— What to do —
Copy nothing but the text: repeat each entry exactly and drop the images.

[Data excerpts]
* * * * * * * * *
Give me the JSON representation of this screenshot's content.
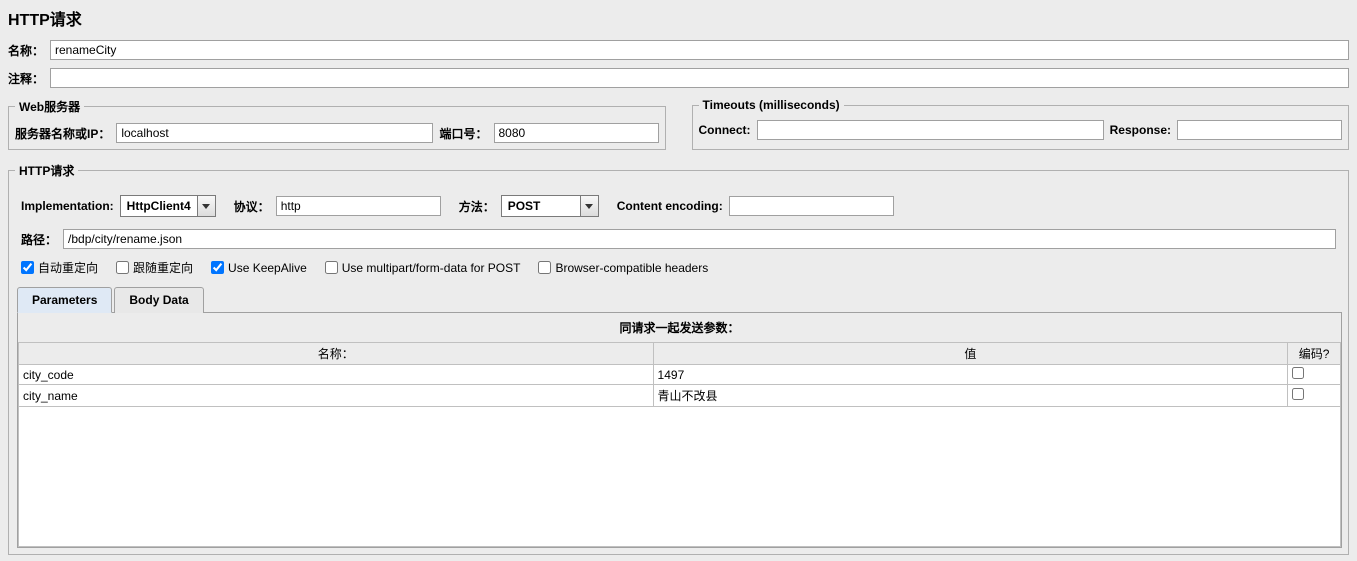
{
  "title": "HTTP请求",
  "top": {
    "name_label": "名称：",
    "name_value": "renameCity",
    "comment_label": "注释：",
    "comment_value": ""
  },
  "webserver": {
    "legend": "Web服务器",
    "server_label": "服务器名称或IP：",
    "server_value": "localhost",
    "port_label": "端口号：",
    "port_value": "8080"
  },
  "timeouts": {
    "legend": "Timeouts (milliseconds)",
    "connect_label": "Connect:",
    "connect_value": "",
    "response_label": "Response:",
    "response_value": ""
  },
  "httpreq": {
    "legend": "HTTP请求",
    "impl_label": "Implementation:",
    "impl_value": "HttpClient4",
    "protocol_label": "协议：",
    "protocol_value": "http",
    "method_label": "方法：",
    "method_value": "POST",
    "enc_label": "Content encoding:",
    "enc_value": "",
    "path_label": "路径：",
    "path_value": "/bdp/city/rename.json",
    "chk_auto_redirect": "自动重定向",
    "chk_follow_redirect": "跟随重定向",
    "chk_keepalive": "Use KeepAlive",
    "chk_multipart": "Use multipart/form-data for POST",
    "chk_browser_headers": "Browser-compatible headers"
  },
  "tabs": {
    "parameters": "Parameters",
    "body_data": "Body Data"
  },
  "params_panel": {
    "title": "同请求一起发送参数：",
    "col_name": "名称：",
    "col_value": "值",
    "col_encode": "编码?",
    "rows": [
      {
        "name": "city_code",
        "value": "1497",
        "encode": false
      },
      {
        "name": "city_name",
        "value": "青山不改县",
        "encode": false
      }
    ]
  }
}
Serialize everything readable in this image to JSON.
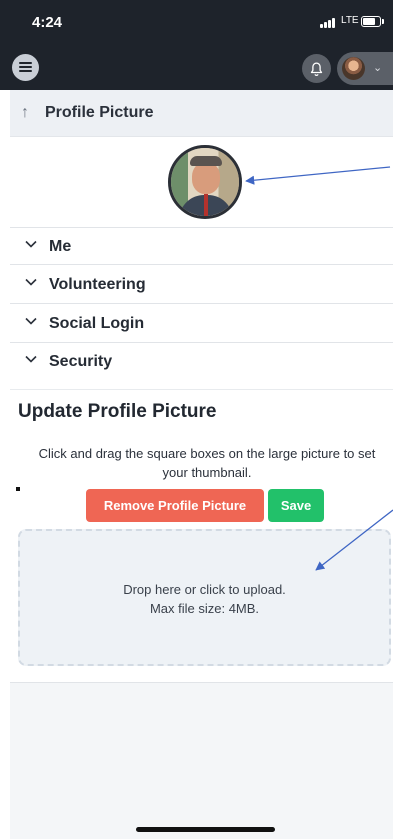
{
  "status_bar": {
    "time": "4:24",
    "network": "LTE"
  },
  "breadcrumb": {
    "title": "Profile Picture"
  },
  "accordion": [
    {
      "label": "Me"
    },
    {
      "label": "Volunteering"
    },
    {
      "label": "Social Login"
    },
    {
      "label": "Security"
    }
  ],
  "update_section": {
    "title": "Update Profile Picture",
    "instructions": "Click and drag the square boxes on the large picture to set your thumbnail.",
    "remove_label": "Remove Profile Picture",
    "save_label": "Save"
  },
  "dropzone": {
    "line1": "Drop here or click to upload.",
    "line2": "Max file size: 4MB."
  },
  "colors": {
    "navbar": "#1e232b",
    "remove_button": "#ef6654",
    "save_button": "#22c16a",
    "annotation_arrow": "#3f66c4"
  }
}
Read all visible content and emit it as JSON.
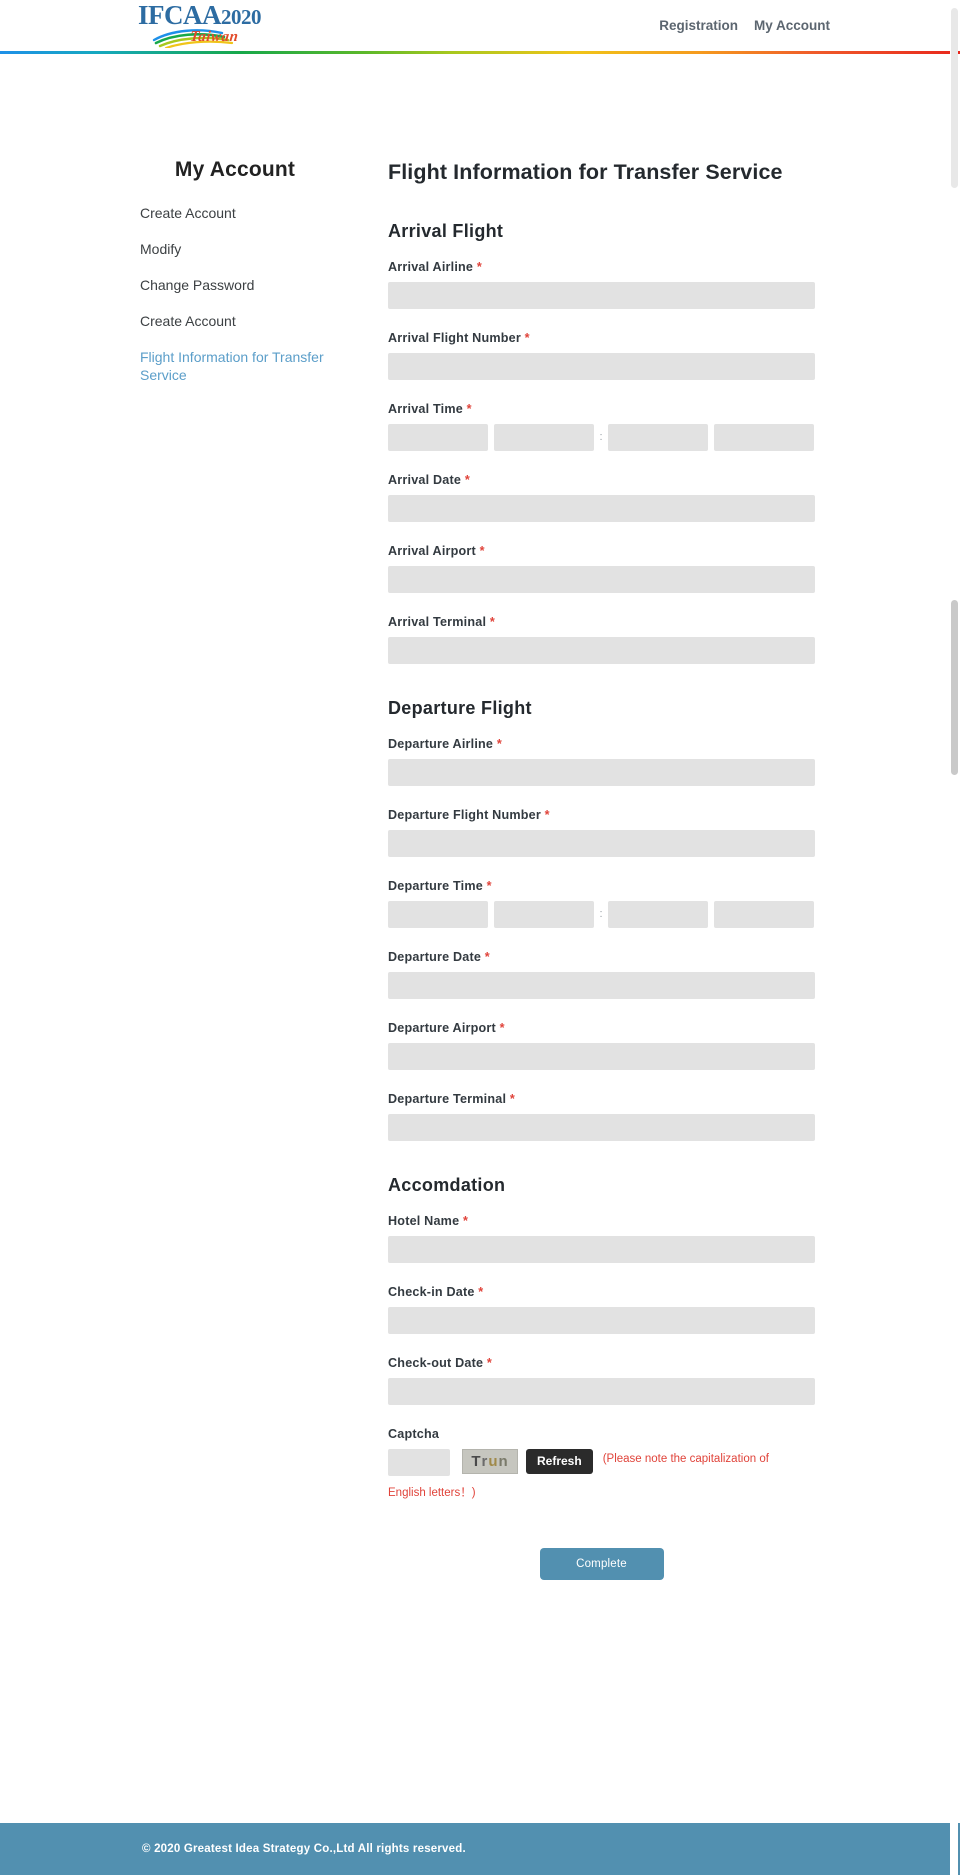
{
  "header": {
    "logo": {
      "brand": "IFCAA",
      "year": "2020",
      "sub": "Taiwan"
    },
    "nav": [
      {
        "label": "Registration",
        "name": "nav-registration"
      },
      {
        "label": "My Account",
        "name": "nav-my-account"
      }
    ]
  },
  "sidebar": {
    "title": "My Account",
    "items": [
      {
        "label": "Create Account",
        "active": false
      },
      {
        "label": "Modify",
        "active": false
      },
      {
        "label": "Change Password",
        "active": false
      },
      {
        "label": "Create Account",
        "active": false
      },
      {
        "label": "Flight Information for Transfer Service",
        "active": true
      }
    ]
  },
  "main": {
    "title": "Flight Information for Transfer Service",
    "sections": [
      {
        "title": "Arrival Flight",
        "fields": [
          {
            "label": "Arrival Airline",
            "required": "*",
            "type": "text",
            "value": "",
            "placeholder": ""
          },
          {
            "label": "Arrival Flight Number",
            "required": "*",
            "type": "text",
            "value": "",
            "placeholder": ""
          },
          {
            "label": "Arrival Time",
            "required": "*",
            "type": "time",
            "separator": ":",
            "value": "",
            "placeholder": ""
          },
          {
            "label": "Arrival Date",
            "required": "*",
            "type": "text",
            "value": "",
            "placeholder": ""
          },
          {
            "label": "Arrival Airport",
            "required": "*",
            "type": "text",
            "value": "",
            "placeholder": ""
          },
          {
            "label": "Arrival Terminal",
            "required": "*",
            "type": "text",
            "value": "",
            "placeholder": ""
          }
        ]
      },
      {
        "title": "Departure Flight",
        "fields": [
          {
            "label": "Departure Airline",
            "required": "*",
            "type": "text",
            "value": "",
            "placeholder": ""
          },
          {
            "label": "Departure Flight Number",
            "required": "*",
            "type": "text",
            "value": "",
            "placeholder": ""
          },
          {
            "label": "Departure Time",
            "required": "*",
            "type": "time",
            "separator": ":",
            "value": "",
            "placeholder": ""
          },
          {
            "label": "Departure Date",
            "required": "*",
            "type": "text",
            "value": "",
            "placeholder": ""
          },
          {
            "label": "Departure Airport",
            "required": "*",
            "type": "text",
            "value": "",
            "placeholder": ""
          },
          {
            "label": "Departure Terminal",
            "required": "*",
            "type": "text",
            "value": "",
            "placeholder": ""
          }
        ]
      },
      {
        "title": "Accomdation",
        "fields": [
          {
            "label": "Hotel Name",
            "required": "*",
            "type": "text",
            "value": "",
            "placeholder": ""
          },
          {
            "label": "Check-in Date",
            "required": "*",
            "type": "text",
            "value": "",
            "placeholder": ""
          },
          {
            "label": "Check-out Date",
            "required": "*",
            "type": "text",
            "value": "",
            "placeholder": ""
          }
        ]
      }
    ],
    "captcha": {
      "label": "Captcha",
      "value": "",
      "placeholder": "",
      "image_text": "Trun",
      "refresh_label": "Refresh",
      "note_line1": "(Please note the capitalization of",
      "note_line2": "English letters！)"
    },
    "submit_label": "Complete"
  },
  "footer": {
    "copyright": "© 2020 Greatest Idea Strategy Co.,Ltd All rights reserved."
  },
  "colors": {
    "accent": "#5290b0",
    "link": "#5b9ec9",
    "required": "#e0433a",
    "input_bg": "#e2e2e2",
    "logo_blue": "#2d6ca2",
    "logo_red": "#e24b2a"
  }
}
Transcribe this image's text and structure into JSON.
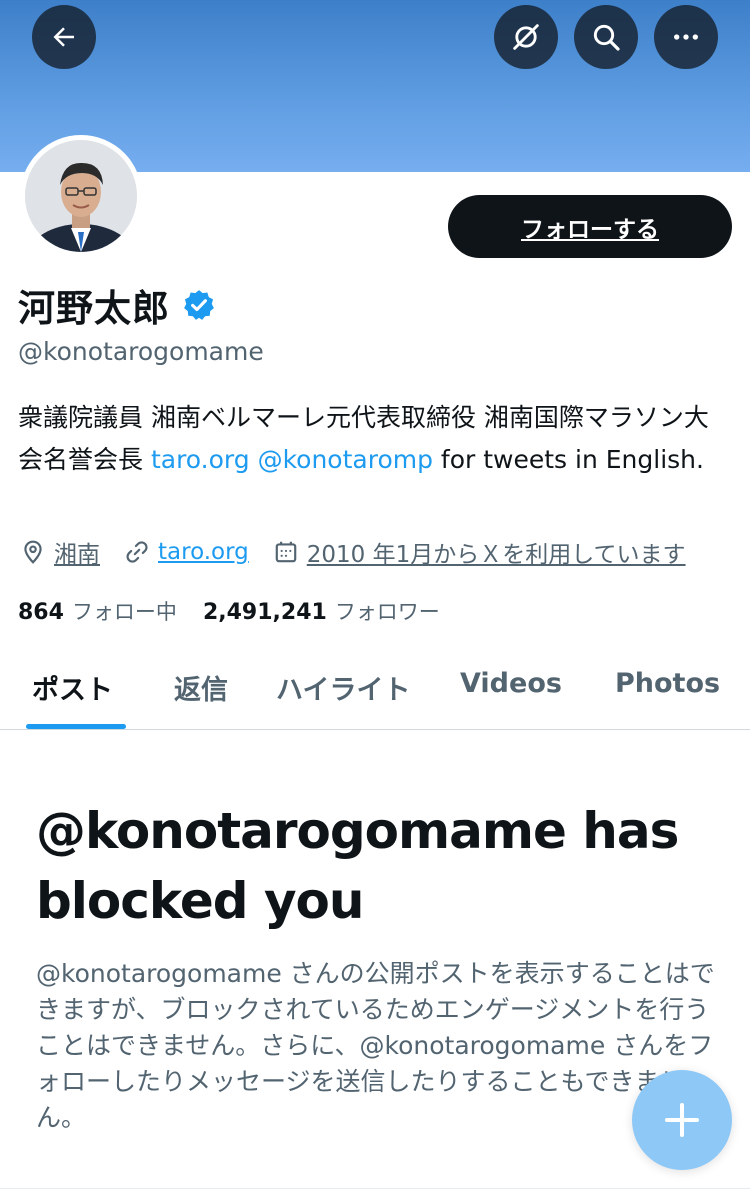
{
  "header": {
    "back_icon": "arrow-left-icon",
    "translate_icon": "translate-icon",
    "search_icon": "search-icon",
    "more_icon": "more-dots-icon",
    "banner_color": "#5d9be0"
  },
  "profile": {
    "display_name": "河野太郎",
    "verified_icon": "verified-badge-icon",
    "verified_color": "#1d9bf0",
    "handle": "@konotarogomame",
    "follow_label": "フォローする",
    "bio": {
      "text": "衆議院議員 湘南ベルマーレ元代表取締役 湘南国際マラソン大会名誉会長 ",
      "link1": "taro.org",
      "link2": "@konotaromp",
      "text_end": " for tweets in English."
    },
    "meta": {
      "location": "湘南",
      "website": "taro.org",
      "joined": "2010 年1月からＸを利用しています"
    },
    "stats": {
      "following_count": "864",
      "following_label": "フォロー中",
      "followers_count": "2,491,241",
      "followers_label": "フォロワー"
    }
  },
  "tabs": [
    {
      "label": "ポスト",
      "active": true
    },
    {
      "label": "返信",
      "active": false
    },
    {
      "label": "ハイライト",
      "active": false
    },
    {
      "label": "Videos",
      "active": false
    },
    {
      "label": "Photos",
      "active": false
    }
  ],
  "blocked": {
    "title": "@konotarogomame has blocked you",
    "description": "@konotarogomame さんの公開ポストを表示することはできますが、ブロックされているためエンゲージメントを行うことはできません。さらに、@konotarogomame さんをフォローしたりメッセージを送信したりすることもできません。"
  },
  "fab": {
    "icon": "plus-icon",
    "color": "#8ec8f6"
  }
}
* * * * * * * * *
— Task answer —
Give me the JSON representation of this screenshot's content.
{
  "title": "HTTP请求",
  "top": {
    "name_label": "名称：",
    "name_value": "renameCity",
    "comment_label": "注释：",
    "comment_value": ""
  },
  "webserver": {
    "legend": "Web服务器",
    "server_label": "服务器名称或IP：",
    "server_value": "localhost",
    "port_label": "端口号：",
    "port_value": "8080"
  },
  "timeouts": {
    "legend": "Timeouts (milliseconds)",
    "connect_label": "Connect:",
    "connect_value": "",
    "response_label": "Response:",
    "response_value": ""
  },
  "httpreq": {
    "legend": "HTTP请求",
    "impl_label": "Implementation:",
    "impl_value": "HttpClient4",
    "protocol_label": "协议：",
    "protocol_value": "http",
    "method_label": "方法：",
    "method_value": "POST",
    "enc_label": "Content encoding:",
    "enc_value": "",
    "path_label": "路径：",
    "path_value": "/bdp/city/rename.json",
    "chk_auto_redirect": "自动重定向",
    "chk_follow_redirect": "跟随重定向",
    "chk_keepalive": "Use KeepAlive",
    "chk_multipart": "Use multipart/form-data for POST",
    "chk_browser_headers": "Browser-compatible headers"
  },
  "tabs": {
    "parameters": "Parameters",
    "body_data": "Body Data"
  },
  "params_panel": {
    "title": "同请求一起发送参数：",
    "col_name": "名称：",
    "col_value": "值",
    "col_encode": "编码?",
    "rows": [
      {
        "name": "city_code",
        "value": "1497",
        "encode": false
      },
      {
        "name": "city_name",
        "value": "青山不改县",
        "encode": false
      }
    ]
  }
}
Serialize everything readable in this image to JSON.
{
  "status_bar": {
    "time": "4:24",
    "network": "LTE"
  },
  "breadcrumb": {
    "title": "Profile Picture"
  },
  "accordion": [
    {
      "label": "Me"
    },
    {
      "label": "Volunteering"
    },
    {
      "label": "Social Login"
    },
    {
      "label": "Security"
    }
  ],
  "update_section": {
    "title": "Update Profile Picture",
    "instructions": "Click and drag the square boxes on the large picture to set your thumbnail.",
    "remove_label": "Remove Profile Picture",
    "save_label": "Save"
  },
  "dropzone": {
    "line1": "Drop here or click to upload.",
    "line2": "Max file size: 4MB."
  },
  "colors": {
    "navbar": "#1e232b",
    "remove_button": "#ef6654",
    "save_button": "#22c16a",
    "annotation_arrow": "#3f66c4"
  }
}
Read all visible content and emit it as JSON.
{
  "header": {
    "logo": {
      "brand": "IFCAA",
      "year": "2020",
      "sub": "Taiwan"
    },
    "nav": [
      {
        "label": "Registration",
        "name": "nav-registration"
      },
      {
        "label": "My Account",
        "name": "nav-my-account"
      }
    ]
  },
  "sidebar": {
    "title": "My Account",
    "items": [
      {
        "label": "Create Account",
        "active": false
      },
      {
        "label": "Modify",
        "active": false
      },
      {
        "label": "Change Password",
        "active": false
      },
      {
        "label": "Create Account",
        "active": false
      },
      {
        "label": "Flight Information for Transfer Service",
        "active": true
      }
    ]
  },
  "main": {
    "title": "Flight Information for Transfer Service",
    "sections": [
      {
        "title": "Arrival Flight",
        "fields": [
          {
            "label": "Arrival Airline",
            "required": "*",
            "type": "text",
            "value": "",
            "placeholder": ""
          },
          {
            "label": "Arrival Flight Number",
            "required": "*",
            "type": "text",
            "value": "",
            "placeholder": ""
          },
          {
            "label": "Arrival Time",
            "required": "*",
            "type": "time",
            "separator": ":",
            "value": "",
            "placeholder": ""
          },
          {
            "label": "Arrival Date",
            "required": "*",
            "type": "text",
            "value": "",
            "placeholder": ""
          },
          {
            "label": "Arrival Airport",
            "required": "*",
            "type": "text",
            "value": "",
            "placeholder": ""
          },
          {
            "label": "Arrival Terminal",
            "required": "*",
            "type": "text",
            "value": "",
            "placeholder": ""
          }
        ]
      },
      {
        "title": "Departure Flight",
        "fields": [
          {
            "label": "Departure Airline",
            "required": "*",
            "type": "text",
            "value": "",
            "placeholder": ""
          },
          {
            "label": "Departure Flight Number",
            "required": "*",
            "type": "text",
            "value": "",
            "placeholder": ""
          },
          {
            "label": "Departure Time",
            "required": "*",
            "type": "time",
            "separator": ":",
            "value": "",
            "placeholder": ""
          },
          {
            "label": "Departure Date",
            "required": "*",
            "type": "text",
            "value": "",
            "placeholder": ""
          },
          {
            "label": "Departure Airport",
            "required": "*",
            "type": "text",
            "value": "",
            "placeholder": ""
          },
          {
            "label": "Departure Terminal",
            "required": "*",
            "type": "text",
            "value": "",
            "placeholder": ""
          }
        ]
      },
      {
        "title": "Accomdation",
        "fields": [
          {
            "label": "Hotel Name",
            "required": "*",
            "type": "text",
            "value": "",
            "placeholder": ""
          },
          {
            "label": "Check-in Date",
            "required": "*",
            "type": "text",
            "value": "",
            "placeholder": ""
          },
          {
            "label": "Check-out Date",
            "required": "*",
            "type": "text",
            "value": "",
            "placeholder": ""
          }
        ]
      }
    ],
    "captcha": {
      "label": "Captcha",
      "value": "",
      "placeholder": "",
      "image_text": "Trun",
      "refresh_label": "Refresh",
      "note_line1": "(Please note the capitalization of",
      "note_line2": "English letters！)"
    },
    "submit_label": "Complete"
  },
  "footer": {
    "copyright": "© 2020 Greatest Idea Strategy Co.,Ltd All rights reserved."
  },
  "colors": {
    "accent": "#5290b0",
    "link": "#5b9ec9",
    "required": "#e0433a",
    "input_bg": "#e2e2e2",
    "logo_blue": "#2d6ca2",
    "logo_red": "#e24b2a"
  }
}
Transcribe this image's text and structure into JSON.
{
  "header": {
    "back_icon": "arrow-left-icon",
    "translate_icon": "translate-icon",
    "search_icon": "search-icon",
    "more_icon": "more-dots-icon",
    "banner_color": "#5d9be0"
  },
  "profile": {
    "display_name": "河野太郎",
    "verified_icon": "verified-badge-icon",
    "verified_color": "#1d9bf0",
    "handle": "@konotarogomame",
    "follow_label": "フォローする",
    "bio": {
      "text": "衆議院議員 湘南ベルマーレ元代表取締役 湘南国際マラソン大会名誉会長 ",
      "link1": "taro.org",
      "link2": "@konotaromp",
      "text_end": " for tweets in English."
    },
    "meta": {
      "location": "湘南",
      "website": "taro.org",
      "joined": "2010 年1月からＸを利用しています"
    },
    "stats": {
      "following_count": "864",
      "following_label": "フォロー中",
      "followers_count": "2,491,241",
      "followers_label": "フォロワー"
    }
  },
  "tabs": [
    {
      "label": "ポスト",
      "active": true
    },
    {
      "label": "返信",
      "active": false
    },
    {
      "label": "ハイライト",
      "active": false
    },
    {
      "label": "Videos",
      "active": false
    },
    {
      "label": "Photos",
      "active": false
    }
  ],
  "blocked": {
    "title": "@konotarogomame has blocked you",
    "description": "@konotarogomame さんの公開ポストを表示することはできますが、ブロックされているためエンゲージメントを行うことはできません。さらに、@konotarogomame さんをフォローしたりメッセージを送信したりすることもできません。"
  },
  "fab": {
    "icon": "plus-icon",
    "color": "#8ec8f6"
  }
}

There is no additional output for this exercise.